## Exercise:
Return a copy of every line in the records that includes the word "Math".
•••
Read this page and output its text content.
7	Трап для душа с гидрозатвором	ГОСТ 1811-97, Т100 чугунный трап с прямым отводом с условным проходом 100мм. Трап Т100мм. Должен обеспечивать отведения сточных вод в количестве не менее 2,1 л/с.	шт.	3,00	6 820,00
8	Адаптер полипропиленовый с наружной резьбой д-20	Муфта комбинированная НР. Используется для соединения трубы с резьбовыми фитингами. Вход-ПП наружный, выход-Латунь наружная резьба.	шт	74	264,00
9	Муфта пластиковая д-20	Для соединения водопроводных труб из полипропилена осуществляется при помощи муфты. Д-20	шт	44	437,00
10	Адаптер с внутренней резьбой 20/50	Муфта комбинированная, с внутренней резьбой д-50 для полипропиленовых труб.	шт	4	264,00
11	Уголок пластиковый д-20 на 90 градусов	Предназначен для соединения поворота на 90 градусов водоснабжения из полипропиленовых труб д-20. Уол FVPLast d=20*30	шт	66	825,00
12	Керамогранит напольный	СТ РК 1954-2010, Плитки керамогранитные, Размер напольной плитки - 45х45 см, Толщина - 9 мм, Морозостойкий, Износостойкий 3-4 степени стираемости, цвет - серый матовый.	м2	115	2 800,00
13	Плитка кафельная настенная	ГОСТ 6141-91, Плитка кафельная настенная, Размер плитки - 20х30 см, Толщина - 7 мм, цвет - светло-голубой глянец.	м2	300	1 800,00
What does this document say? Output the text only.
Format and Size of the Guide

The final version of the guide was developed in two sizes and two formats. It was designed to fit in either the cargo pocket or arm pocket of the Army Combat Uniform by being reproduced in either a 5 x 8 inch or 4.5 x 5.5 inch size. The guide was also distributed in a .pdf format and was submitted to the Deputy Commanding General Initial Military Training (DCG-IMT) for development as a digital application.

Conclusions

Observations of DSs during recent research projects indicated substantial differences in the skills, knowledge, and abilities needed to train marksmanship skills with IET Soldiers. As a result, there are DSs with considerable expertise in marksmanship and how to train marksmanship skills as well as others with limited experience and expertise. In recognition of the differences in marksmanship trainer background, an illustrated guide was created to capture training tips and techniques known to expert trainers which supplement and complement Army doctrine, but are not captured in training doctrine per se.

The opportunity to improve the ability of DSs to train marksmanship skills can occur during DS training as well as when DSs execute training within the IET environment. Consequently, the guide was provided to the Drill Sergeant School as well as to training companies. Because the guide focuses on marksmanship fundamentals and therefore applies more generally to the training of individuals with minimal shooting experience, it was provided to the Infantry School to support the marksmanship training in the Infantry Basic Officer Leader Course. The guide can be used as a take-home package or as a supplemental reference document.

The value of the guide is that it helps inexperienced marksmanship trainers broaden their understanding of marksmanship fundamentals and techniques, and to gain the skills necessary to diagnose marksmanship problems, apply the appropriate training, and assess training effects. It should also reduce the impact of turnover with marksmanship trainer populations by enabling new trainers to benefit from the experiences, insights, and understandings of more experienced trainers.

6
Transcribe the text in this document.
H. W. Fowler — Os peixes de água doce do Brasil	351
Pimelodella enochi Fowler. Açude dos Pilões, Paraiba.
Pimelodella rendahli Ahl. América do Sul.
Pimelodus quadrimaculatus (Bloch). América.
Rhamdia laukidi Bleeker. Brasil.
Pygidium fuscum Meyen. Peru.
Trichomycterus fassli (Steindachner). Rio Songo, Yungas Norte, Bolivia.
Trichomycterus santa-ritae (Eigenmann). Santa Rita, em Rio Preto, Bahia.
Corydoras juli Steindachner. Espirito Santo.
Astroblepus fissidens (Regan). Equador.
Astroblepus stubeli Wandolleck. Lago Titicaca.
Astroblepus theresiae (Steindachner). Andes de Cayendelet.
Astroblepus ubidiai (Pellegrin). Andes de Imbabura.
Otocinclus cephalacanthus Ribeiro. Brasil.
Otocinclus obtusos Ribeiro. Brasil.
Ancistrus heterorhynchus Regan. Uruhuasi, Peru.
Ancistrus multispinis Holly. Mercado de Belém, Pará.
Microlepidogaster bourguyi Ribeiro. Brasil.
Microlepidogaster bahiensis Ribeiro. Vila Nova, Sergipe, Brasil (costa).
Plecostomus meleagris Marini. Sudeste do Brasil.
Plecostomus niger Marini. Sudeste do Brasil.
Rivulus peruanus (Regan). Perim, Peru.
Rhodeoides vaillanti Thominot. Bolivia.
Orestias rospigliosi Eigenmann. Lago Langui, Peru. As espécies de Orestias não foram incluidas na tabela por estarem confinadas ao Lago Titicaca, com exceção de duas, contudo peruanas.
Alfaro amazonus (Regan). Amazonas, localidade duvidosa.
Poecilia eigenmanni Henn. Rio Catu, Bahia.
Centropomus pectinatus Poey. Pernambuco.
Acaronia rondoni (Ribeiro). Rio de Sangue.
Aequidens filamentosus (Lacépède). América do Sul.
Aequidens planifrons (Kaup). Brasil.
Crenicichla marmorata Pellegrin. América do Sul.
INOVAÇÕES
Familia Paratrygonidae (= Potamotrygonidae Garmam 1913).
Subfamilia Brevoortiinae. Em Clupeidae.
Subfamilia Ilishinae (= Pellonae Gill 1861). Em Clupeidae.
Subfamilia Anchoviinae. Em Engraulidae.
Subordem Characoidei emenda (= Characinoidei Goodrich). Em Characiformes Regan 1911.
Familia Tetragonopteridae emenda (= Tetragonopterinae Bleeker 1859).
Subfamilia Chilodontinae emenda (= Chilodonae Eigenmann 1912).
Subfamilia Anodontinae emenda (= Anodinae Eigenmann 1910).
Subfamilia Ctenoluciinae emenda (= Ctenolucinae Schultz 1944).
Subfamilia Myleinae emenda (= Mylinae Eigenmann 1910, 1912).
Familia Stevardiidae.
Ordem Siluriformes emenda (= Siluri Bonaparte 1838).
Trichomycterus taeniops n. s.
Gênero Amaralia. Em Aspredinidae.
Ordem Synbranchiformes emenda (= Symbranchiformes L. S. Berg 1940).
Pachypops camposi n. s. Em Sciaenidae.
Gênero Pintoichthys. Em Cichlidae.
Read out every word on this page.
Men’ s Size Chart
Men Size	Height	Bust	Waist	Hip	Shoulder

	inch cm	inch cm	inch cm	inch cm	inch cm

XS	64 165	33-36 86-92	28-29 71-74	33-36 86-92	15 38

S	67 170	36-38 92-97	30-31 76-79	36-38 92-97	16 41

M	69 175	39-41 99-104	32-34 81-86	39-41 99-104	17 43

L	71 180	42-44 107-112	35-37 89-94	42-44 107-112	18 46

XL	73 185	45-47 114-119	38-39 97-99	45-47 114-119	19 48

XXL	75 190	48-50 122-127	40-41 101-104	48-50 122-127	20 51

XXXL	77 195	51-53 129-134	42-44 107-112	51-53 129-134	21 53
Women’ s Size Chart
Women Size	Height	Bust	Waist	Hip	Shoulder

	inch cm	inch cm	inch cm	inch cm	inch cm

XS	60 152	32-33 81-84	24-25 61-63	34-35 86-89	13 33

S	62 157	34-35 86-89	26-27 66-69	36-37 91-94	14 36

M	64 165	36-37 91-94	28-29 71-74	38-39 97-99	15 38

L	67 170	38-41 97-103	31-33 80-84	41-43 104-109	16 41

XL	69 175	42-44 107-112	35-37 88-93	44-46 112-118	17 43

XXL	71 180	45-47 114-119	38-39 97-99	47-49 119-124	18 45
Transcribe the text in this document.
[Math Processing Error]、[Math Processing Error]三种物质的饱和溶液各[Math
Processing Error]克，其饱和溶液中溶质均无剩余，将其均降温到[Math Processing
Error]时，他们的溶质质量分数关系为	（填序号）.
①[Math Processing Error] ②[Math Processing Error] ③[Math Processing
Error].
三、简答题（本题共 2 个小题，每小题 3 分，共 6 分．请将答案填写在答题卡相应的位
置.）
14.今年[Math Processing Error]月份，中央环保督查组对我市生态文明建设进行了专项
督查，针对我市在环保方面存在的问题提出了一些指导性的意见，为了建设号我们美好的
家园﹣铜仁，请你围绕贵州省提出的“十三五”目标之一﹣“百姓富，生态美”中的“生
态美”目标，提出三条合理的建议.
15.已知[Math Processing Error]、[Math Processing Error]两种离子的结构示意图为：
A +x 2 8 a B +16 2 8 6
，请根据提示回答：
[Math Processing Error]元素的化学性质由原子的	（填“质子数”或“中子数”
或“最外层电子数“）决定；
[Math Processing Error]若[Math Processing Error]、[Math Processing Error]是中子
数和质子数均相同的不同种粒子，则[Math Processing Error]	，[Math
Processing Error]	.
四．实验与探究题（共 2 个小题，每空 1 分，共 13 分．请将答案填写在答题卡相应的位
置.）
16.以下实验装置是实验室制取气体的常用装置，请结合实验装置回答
•••
## Finished task:
[Math Processing Error]、[Math Processing Error]三种物质的饱和溶液各[Math
Processing Error]克，其饱和溶液中溶质均无剩余，将其均降温到[Math Processing
①[Math Processing Error] ②[Math Processing Error] ③[Math Processing
14.今年[Math Processing Error]月份，中央环保督查组对我市生态文明建设进行了专项
15.已知[Math Processing Error]、[Math Processing Error]两种离子的结构示意图为：
[Math Processing Error]元素的化学性质由原子的	（填“质子数”或“中子数”
[Math Processing Error]若[Math Processing Error]、[Math Processing Error]是中子
数和质子数均相同的不同种粒子，则[Math Processing Error]	，[Math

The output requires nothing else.